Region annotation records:
○ ○ ○ ○
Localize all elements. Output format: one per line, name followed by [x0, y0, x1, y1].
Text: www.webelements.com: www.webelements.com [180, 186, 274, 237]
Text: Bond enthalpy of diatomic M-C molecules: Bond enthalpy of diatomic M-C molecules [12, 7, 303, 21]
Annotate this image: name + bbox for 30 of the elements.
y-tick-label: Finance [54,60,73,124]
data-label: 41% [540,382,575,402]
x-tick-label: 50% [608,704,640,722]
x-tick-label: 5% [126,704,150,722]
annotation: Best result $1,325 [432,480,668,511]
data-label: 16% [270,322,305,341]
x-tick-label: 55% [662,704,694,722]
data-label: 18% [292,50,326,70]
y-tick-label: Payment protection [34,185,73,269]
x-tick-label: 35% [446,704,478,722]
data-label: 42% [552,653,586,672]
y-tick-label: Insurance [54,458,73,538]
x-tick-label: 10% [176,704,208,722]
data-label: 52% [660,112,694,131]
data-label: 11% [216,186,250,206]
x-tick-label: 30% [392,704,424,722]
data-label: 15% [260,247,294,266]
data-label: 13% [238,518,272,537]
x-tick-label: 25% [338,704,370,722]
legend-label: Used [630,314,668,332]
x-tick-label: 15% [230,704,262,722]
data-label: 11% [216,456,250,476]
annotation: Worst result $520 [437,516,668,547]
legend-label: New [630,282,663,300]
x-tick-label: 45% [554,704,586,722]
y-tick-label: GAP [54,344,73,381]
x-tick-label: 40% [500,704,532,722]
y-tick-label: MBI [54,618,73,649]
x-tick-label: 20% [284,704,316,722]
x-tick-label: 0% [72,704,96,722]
○ ○ ○ ○
# Stated goal
Reproduce all of the lines above, swapping "Worst result" for "Lowest result" and keeping everything else the same.

# Finished exercise
Localize all elements. Output format: one per line, name followed by [x0, y0, x1, y1].
Text: www.webelements.com: www.webelements.com [180, 186, 274, 237]
Text: Bond enthalpy of diatomic M-C molecules: Bond enthalpy of diatomic M-C molecules [12, 7, 303, 21]
Annotate this image: name + bbox for 30 of the elements.
y-tick-label: Finance [54,60,73,124]
data-label: 41% [540,382,575,402]
x-tick-label: 50% [608,704,640,722]
x-tick-label: 5% [126,704,150,722]
annotation: Best result $1,325 [432,480,668,511]
data-label: 16% [270,322,305,341]
x-tick-label: 55% [662,704,694,722]
data-label: 18% [292,50,326,70]
y-tick-label: Payment protection [34,185,73,269]
x-tick-label: 35% [446,704,478,722]
data-label: 42% [552,653,586,672]
y-tick-label: Insurance [54,458,73,538]
x-tick-label: 10% [176,704,208,722]
data-label: 52% [660,112,694,131]
data-label: 11% [216,186,250,206]
x-tick-label: 30% [392,704,424,722]
data-label: 15% [260,247,294,266]
data-label: 13% [238,518,272,537]
x-tick-label: 25% [338,704,370,722]
legend-label: Used [630,314,668,332]
x-tick-label: 15% [230,704,262,722]
data-label: 11% [216,456,250,476]
annotation: Lowest result $520 [437,516,668,547]
legend-label: New [630,282,663,300]
x-tick-label: 45% [554,704,586,722]
y-tick-label: GAP [54,344,73,381]
x-tick-label: 40% [500,704,532,722]
y-tick-label: MBI [54,618,73,649]
x-tick-label: 20% [284,704,316,722]
x-tick-label: 0% [72,704,96,722]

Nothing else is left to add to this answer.